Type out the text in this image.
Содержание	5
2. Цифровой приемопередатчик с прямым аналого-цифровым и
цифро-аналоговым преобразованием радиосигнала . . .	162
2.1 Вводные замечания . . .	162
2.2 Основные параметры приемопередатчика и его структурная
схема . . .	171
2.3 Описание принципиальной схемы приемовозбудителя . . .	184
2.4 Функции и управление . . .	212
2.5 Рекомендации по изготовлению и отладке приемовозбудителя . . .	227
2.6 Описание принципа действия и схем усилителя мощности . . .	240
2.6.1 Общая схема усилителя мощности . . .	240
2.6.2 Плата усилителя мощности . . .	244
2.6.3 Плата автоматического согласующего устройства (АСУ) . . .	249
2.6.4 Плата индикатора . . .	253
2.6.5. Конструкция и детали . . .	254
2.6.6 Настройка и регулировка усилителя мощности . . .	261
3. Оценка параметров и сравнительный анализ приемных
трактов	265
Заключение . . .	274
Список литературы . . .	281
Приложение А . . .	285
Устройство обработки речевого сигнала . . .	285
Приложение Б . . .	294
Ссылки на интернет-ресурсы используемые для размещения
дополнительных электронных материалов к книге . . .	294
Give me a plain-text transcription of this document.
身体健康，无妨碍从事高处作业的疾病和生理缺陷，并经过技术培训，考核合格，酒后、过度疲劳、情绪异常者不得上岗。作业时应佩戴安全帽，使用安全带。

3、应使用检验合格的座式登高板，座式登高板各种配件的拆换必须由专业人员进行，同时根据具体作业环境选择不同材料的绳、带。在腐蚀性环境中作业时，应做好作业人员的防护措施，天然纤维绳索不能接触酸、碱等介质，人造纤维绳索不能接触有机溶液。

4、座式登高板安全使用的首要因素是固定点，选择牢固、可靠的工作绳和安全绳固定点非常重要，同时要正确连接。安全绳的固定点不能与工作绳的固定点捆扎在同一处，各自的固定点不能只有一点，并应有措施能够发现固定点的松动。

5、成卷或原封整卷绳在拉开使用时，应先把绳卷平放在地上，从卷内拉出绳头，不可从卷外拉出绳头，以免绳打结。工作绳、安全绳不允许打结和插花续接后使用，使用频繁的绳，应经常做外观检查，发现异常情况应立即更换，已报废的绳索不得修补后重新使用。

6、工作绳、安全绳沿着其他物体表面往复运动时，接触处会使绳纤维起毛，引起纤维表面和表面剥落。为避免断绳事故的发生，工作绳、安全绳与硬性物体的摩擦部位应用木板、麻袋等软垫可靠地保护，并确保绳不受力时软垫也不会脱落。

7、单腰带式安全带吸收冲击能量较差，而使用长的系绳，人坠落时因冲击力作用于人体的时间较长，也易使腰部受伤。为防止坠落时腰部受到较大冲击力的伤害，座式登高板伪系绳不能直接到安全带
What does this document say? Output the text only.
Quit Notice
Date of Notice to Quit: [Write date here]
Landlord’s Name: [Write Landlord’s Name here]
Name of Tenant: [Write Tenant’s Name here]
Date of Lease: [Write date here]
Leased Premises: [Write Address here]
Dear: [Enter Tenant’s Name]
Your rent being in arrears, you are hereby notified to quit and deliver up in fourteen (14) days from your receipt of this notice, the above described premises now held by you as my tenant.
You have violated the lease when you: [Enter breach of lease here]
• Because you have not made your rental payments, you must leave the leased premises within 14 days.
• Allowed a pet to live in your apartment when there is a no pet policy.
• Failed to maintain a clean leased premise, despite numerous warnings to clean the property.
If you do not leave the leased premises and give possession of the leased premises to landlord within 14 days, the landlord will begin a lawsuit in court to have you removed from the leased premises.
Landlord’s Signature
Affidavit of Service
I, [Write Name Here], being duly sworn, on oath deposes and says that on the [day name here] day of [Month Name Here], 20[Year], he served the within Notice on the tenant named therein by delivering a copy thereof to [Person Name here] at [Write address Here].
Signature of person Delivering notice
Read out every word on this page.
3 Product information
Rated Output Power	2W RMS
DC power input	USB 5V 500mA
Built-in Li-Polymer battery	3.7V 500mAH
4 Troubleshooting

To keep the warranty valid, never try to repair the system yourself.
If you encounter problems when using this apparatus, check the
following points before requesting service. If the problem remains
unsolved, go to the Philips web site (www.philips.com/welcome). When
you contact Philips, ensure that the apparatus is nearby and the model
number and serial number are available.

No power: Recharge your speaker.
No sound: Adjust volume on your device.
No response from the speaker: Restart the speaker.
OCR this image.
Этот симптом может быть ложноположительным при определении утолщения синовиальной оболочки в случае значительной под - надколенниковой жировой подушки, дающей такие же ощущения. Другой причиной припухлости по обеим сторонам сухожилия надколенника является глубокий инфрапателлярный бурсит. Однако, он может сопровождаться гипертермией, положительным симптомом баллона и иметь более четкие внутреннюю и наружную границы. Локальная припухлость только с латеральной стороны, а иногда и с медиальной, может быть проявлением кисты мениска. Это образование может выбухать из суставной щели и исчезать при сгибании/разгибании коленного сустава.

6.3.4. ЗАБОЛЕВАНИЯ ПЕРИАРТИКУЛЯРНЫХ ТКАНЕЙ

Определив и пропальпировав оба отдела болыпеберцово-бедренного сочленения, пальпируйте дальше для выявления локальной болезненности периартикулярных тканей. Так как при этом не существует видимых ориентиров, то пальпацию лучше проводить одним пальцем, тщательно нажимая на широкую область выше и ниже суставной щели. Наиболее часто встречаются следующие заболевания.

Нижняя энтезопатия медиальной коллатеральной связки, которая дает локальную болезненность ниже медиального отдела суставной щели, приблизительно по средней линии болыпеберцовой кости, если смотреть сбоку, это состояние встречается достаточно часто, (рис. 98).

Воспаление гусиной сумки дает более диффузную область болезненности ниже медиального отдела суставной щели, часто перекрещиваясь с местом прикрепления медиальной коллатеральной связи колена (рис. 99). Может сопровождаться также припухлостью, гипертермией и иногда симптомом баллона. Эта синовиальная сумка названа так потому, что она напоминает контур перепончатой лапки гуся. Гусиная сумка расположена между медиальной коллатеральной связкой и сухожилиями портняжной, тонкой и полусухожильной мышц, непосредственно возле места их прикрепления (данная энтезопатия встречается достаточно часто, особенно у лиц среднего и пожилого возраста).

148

**********

- _The task_
Output the data above exactly, please, line for line.

- _Output below_
Type out the text in this image.
Содержание	5
2. Цифровой приемопередатчик с прямым аналого-цифровым и
цифро-аналоговым преобразованием радиосигнала . . .	162
2.1 Вводные замечания . . .	162
2.2 Основные параметры приемопередатчика и его структурная
схема . . .	171
2.3 Описание принципиальной схемы приемовозбудителя . . .	184
2.4 Функции и управление . . .	212
2.5 Рекомендации по изготовлению и отладке приемовозбудителя . . .	227
2.6 Описание принципа действия и схем усилителя мощности . . .	240
2.6.1 Общая схема усилителя мощности . . .	240
2.6.2 Плата усилителя мощности . . .	244
2.6.3 Плата автоматического согласующего устройства (АСУ) . . .	249
2.6.4 Плата индикатора . . .	253
2.6.5. Конструкция и детали . . .	254
2.6.6 Настройка и регулировка усилителя мощности . . .	261
3. Оценка параметров и сравнительный анализ приемных
трактов	265
Заключение . . .	274
Список литературы . . .	281
Приложение А . . .	285
Устройство обработки речевого сигнала . . .	285
Приложение Б . . .	294
Ссылки на интернет-ресурсы используемые для размещения
дополнительных электронных материалов к книге . . .	294
Give me a plain-text transcription of this document.
身体健康，无妨碍从事高处作业的疾病和生理缺陷，并经过技术培训，考核合格，酒后、过度疲劳、情绪异常者不得上岗。作业时应佩戴安全帽，使用安全带。

3、应使用检验合格的座式登高板，座式登高板各种配件的拆换必须由专业人员进行，同时根据具体作业环境选择不同材料的绳、带。在腐蚀性环境中作业时，应做好作业人员的防护措施，天然纤维绳索不能接触酸、碱等介质，人造纤维绳索不能接触有机溶液。

4、座式登高板安全使用的首要因素是固定点，选择牢固、可靠的工作绳和安全绳固定点非常重要，同时要正确连接。安全绳的固定点不能与工作绳的固定点捆扎在同一处，各自的固定点不能只有一点，并应有措施能够发现固定点的松动。

5、成卷或原封整卷绳在拉开使用时，应先把绳卷平放在地上，从卷内拉出绳头，不可从卷外拉出绳头，以免绳打结。工作绳、安全绳不允许打结和插花续接后使用，使用频繁的绳，应经常做外观检查，发现异常情况应立即更换，已报废的绳索不得修补后重新使用。

6、工作绳、安全绳沿着其他物体表面往复运动时，接触处会使绳纤维起毛，引起纤维表面和表面剥落。为避免断绳事故的发生，工作绳、安全绳与硬性物体的摩擦部位应用木板、麻袋等软垫可靠地保护，并确保绳不受力时软垫也不会脱落。

7、单腰带式安全带吸收冲击能量较差，而使用长的系绳，人坠落时因冲击力作用于人体的时间较长，也易使腰部受伤。为防止坠落时腰部受到较大冲击力的伤害，座式登高板伪系绳不能直接到安全带
What does this document say? Output the text only.
Quit Notice
Date of Notice to Quit: [Write date here]
Landlord’s Name: [Write Landlord’s Name here]
Name of Tenant: [Write Tenant’s Name here]
Date of Lease: [Write date here]
Leased Premises: [Write Address here]
Dear: [Enter Tenant’s Name]
Your rent being in arrears, you are hereby notified to quit and deliver up in fourteen (14) days from your receipt of this notice, the above described premises now held by you as my tenant.
You have violated the lease when you: [Enter breach of lease here]
• Because you have not made your rental payments, you must leave the leased premises within 14 days.
• Allowed a pet to live in your apartment when there is a no pet policy.
• Failed to maintain a clean leased premise, despite numerous warnings to clean the property.
If you do not leave the leased premises and give possession of the leased premises to landlord within 14 days, the landlord will begin a lawsuit in court to have you removed from the leased premises.
Landlord’s Signature
Affidavit of Service
I, [Write Name Here], being duly sworn, on oath deposes and says that on the [day name here] day of [Month Name Here], 20[Year], he served the within Notice on the tenant named therein by delivering a copy thereof to [Person Name here] at [Write address Here].
Signature of person Delivering notice
Read out every word on this page.
3 Product information
Rated Output Power	2W RMS
DC power input	USB 5V 500mA
Built-in Li-Polymer battery	3.7V 500mAH
4 Troubleshooting

To keep the warranty valid, never try to repair the system yourself.
If you encounter problems when using this apparatus, check the
following points before requesting service. If the problem remains
unsolved, go to the Philips web site (www.philips.com/welcome). When
you contact Philips, ensure that the apparatus is nearby and the model
number and serial number are available.

No power: Recharge your speaker.
No sound: Adjust volume on your device.
No response from the speaker: Restart the speaker.
OCR this image.
Этот симптом может быть ложноположительным при определении утолщения синовиальной оболочки в случае значительной под - надколенниковой жировой подушки, дающей такие же ощущения. Другой причиной припухлости по обеим сторонам сухожилия надколенника является глубокий инфрапателлярный бурсит. Однако, он может сопровождаться гипертермией, положительным симптомом баллона и иметь более четкие внутреннюю и наружную границы. Локальная припухлость только с латеральной стороны, а иногда и с медиальной, может быть проявлением кисты мениска. Это образование может выбухать из суставной щели и исчезать при сгибании/разгибании коленного сустава.

6.3.4. ЗАБОЛЕВАНИЯ ПЕРИАРТИКУЛЯРНЫХ ТКАНЕЙ

Определив и пропальпировав оба отдела болыпеберцово-бедренного сочленения, пальпируйте дальше для выявления локальной болезненности периартикулярных тканей. Так как при этом не существует видимых ориентиров, то пальпацию лучше проводить одним пальцем, тщательно нажимая на широкую область выше и ниже суставной щели. Наиболее часто встречаются следующие заболевания.

Нижняя энтезопатия медиальной коллатеральной связки, которая дает локальную болезненность ниже медиального отдела суставной щели, приблизительно по средней линии болыпеберцовой кости, если смотреть сбоку, это состояние встречается достаточно часто, (рис. 98).

Воспаление гусиной сумки дает более диффузную область болезненности ниже медиального отдела суставной щели, часто перекрещиваясь с местом прикрепления медиальной коллатеральной связи колена (рис. 99). Может сопровождаться также припухлостью, гипертермией и иногда симптомом баллона. Эта синовиальная сумка названа так потому, что она напоминает контур перепончатой лапки гуся. Гусиная сумка расположена между медиальной коллатеральной связкой и сухожилиями портняжной, тонкой и полусухожильной мышц, непосредственно возле места их прикрепления (данная энтезопатия встречается достаточно часто, особенно у лиц среднего и пожилого возраста).

148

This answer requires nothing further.